Reproduce the data exactly.

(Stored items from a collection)
------------------------------------------------------------
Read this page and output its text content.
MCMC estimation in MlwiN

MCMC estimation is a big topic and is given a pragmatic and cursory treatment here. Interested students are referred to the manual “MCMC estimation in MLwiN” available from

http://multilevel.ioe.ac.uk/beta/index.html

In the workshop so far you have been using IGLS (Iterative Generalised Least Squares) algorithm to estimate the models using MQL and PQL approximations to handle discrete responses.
------------------------------------------------------------
Answer for this exercise -
Read this page and output its text content.
MCMC estimation in MlwiN

MCMC estimation is a big topic and is given a pragmatic and cursory treatment here. Interested students are referred to the manual “MCMC estimation in MLwiN” available from

http://multilevel.ioe.ac.uk/beta/index.html

In the workshop so far you have been using IGLS (Iterative Generalised Least Squares) algorithm to estimate the models using MQL and PQL approximations to handle discrete responses.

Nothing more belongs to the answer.